## What is required
Copy out, exactly as written, only the line containing "Read out every word on this page." and the lines after it through the end of the records.

>> start Material to process

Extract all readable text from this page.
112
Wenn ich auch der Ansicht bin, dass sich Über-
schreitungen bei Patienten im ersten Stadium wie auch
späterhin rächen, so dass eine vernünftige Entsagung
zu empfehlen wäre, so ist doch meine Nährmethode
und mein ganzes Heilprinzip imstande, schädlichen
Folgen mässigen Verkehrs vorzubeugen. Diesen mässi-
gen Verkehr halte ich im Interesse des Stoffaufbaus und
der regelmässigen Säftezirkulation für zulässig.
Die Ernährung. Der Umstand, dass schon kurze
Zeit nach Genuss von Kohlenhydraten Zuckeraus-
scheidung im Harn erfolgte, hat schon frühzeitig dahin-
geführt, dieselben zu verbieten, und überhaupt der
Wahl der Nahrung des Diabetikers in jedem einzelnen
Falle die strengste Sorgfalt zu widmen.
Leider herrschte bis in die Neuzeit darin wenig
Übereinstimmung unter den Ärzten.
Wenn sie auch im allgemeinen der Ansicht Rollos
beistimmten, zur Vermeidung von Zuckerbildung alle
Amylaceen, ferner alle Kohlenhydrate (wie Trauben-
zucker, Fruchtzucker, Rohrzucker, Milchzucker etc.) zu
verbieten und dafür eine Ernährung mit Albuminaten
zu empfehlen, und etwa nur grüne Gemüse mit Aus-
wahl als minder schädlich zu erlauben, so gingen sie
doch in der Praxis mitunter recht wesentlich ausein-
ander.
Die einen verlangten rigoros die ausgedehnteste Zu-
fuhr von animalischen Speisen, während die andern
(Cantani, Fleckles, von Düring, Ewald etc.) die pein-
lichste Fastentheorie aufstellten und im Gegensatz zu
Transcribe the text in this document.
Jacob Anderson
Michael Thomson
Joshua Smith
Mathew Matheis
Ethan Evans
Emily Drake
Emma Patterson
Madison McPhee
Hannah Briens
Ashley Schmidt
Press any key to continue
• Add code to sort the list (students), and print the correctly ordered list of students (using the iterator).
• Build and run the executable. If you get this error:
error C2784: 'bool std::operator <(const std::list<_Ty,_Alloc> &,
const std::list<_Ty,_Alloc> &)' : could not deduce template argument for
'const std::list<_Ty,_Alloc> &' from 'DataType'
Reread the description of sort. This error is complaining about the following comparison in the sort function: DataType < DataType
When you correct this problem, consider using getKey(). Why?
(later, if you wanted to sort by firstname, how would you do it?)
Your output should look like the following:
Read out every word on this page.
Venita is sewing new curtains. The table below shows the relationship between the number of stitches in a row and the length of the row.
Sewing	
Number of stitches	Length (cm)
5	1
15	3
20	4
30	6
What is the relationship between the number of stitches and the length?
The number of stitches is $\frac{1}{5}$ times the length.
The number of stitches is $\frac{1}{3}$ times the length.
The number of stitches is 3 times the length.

>> end Material to process

## Task answer
Read out every word on this page.
Venita is sewing new curtains. The table below shows the relationship between the number of stitches in a row and the length of the row.
Sewing	
Number of stitches	Length (cm)
5	1
15	3
20	4
30	6
What is the relationship between the number of stitches and the length?
The number of stitches is $\frac{1}{5}$ times the length.
The number of stitches is $\frac{1}{3}$ times the length.
The number of stitches is 3 times the length.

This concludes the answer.